■ **DIRECTIVE**:
Every line below that contains "trojrozmernom" is to be copied.

## begin STORED DATA

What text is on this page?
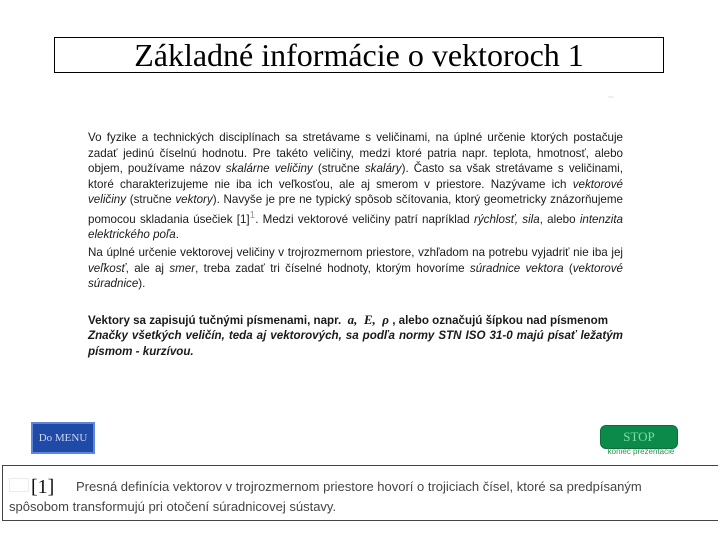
Základné informácie o vektoroch 1

Vo fyzike a technických disciplínach sa stretávame s veličinami, na úplné určenie ktorých postačuje zadať jedinú číselnú hodnotu. Pre takéto veličiny, medzi ktoré patria napr. teplota, hmotnosť, alebo objem, používame názov skalárne veličiny (stručne skaláry). Často sa však stretávame s veličinami, ktoré charakterizujeme nie iba ich veľkosťou, ale aj smerom v priestore. Nazývame ich vektorové veličiny (stručne vektory). Navyše je pre ne typický spôsob sčítovania, ktorý geometricky znázorňujeme pomocou skladania úsečiek $[1]^1$. Medzi vektorové veličiny patrí napríklad rýchlosť, sila, alebo intenzita elektrického poľa.

Na úplné určenie vektorovej veličiny v trojrozmernom priestore, vzhľadom na potrebu vyjadriť nie iba jej veľkosť, ale aj smer, treba zadať tri číselné hodnoty, ktorým hovoríme súradnice vektora (vektorové súradnice).

Vektory sa zapisujú tučnými písmenami, napr. a, E, ρ , alebo označujú šípkou nad písmenom
Značky všetkých veličín, teda aj vektorových, sa podľa normy STN ISO 31-0 majú písať ležatým písmom - kurzívou.

Do MENU	STOP
koniec prezentácie
[1] Presná definícia vektorov v trojrozmernom priestore hovorí o trojiciach čísel, ktoré sa predpísaným
spôsobom transformujú pri otočení súradnicovej sústavy.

## end STORED DATA

■ **SOLUTION BELOW**:
Na úplné určenie vektorovej veličiny v trojrozmernom priestore, vzhľadom na potrebu vyjadriť nie iba jej veľkosť, ale aj smer, treba zadať tri číselné hodnoty, ktorým hovoríme súradnice vektora (vektorové súradnice).
[1] Presná definícia vektorov v trojrozmernom priestore hovorí o trojiciach čísel, ktoré sa predpísaným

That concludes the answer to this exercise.